### Saved data entries
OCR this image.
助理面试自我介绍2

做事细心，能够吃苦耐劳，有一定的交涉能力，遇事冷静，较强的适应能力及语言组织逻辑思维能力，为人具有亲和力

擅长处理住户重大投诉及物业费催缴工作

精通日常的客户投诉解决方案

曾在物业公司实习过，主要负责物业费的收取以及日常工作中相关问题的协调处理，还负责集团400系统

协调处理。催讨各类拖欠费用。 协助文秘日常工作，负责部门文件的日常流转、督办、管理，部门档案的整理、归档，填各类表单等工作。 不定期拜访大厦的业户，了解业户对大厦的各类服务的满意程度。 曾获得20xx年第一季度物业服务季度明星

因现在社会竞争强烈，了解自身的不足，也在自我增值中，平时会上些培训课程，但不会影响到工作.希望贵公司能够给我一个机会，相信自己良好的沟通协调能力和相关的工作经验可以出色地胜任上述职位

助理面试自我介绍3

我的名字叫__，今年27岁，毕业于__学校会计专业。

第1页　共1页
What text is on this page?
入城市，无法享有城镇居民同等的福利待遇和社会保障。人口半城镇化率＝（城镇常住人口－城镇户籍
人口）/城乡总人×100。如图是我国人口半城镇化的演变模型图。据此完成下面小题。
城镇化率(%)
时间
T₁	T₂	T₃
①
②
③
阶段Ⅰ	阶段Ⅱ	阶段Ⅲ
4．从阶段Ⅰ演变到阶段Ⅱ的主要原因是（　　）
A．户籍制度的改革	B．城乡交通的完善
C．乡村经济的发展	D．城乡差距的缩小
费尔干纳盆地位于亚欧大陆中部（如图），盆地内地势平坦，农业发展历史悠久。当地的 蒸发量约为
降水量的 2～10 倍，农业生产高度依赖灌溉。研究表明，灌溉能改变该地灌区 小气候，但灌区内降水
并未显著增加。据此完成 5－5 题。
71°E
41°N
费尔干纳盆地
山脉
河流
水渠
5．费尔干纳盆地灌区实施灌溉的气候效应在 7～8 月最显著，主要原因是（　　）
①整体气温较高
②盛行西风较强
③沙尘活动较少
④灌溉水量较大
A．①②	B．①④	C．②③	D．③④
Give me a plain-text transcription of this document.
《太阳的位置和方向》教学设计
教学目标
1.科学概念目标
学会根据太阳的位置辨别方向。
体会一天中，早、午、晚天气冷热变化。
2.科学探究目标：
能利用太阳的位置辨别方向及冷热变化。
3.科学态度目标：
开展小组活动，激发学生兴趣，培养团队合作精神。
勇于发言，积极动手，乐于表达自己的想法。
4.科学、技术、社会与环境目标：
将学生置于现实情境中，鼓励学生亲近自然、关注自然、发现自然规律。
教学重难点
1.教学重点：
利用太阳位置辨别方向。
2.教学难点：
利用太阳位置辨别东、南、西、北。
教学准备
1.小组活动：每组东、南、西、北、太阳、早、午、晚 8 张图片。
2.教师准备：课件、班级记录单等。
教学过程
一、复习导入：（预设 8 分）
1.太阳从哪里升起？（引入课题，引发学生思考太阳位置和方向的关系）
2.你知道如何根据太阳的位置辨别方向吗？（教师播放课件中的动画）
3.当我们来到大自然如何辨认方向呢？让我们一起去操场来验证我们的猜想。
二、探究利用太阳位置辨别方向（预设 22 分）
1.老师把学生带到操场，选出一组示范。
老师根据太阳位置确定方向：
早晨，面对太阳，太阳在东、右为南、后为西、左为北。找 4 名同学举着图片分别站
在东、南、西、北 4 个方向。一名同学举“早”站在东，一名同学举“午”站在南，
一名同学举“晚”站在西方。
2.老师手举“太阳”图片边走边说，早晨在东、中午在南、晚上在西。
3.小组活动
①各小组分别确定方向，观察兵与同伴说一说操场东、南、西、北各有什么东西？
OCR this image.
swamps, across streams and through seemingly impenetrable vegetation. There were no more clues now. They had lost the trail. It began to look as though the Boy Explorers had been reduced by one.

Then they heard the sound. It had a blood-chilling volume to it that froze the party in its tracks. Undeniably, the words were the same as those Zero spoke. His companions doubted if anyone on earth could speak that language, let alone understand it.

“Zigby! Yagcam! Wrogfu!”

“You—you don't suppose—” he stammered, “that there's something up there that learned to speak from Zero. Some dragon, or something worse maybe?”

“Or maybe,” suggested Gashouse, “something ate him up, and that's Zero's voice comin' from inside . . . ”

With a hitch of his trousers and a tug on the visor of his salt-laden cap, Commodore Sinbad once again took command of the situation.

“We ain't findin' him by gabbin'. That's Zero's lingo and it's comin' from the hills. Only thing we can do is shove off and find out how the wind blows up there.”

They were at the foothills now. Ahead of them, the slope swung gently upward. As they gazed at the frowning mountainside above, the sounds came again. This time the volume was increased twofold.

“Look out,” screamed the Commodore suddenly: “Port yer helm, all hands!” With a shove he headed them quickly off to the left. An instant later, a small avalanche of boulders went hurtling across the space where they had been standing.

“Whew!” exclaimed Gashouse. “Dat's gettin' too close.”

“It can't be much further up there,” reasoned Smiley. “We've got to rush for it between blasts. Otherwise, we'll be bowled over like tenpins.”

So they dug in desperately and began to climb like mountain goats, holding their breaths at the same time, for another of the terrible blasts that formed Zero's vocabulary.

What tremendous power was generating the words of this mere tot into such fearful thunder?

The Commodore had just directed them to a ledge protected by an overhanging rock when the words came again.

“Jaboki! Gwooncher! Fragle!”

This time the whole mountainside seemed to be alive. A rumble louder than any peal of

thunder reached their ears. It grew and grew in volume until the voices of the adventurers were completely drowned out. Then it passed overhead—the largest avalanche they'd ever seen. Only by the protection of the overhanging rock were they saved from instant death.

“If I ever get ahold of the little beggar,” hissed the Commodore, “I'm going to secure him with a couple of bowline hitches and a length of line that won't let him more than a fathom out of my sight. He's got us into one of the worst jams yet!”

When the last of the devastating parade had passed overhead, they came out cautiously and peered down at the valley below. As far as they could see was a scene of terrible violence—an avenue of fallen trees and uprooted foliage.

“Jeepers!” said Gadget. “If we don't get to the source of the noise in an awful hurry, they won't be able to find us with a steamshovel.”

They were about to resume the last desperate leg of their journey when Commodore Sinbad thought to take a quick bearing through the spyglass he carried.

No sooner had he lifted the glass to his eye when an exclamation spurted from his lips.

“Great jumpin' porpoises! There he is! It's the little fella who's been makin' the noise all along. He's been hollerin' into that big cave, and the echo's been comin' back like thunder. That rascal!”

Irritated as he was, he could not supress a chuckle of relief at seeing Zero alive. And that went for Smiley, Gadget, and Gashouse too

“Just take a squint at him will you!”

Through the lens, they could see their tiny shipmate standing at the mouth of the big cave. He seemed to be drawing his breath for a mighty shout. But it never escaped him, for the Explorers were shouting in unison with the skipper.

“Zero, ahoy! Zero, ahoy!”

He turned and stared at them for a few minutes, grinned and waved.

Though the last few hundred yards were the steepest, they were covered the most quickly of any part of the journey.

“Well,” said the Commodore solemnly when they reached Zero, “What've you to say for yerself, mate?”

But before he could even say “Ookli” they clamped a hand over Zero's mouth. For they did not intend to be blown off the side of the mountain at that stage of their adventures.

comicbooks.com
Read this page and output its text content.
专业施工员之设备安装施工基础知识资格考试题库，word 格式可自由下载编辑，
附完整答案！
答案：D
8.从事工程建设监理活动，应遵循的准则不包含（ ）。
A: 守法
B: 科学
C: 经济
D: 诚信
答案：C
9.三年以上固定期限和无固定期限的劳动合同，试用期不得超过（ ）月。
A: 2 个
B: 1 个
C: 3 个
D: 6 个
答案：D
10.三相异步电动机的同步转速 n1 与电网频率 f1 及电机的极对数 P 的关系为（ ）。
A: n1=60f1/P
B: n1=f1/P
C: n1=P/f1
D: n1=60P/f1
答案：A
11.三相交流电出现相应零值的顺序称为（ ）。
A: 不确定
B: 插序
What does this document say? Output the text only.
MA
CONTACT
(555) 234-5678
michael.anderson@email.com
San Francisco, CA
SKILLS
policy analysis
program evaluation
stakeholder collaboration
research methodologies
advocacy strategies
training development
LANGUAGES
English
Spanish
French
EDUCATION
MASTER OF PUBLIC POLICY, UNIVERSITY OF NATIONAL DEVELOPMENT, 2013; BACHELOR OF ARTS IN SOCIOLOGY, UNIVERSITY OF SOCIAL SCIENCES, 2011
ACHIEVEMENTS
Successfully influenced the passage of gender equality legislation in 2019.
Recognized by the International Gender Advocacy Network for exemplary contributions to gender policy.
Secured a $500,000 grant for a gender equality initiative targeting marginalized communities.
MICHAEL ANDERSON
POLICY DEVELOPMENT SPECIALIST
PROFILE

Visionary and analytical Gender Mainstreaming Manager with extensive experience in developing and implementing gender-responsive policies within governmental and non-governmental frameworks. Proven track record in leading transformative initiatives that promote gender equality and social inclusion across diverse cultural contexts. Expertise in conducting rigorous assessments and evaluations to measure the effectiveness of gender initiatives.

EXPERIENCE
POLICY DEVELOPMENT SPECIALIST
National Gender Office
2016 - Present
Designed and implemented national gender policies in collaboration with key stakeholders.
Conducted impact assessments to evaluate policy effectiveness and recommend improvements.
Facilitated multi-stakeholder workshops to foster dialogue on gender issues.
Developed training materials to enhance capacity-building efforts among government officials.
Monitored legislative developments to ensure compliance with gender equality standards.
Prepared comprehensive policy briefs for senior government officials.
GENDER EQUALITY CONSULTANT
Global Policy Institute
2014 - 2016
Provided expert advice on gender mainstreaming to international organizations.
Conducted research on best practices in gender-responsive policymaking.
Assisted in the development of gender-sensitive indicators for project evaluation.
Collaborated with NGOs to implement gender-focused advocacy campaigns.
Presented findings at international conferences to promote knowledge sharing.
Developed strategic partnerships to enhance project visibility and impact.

### Requirements
Where a line of the data holds "policies", show that line.

### Correct result
Visionary and analytical Gender Mainstreaming Manager with extensive experience in developing and implementing gender-responsive policies within governmental and non-governmental frameworks. Proven track record in leading transformative initiatives that promote gender equality and social inclusion across diverse cultural contexts. Expertise in conducting rigorous assessments and evaluations to measure the effectiveness of gender initiatives.
Designed and implemented national gender policies in collaboration with key stakeholders.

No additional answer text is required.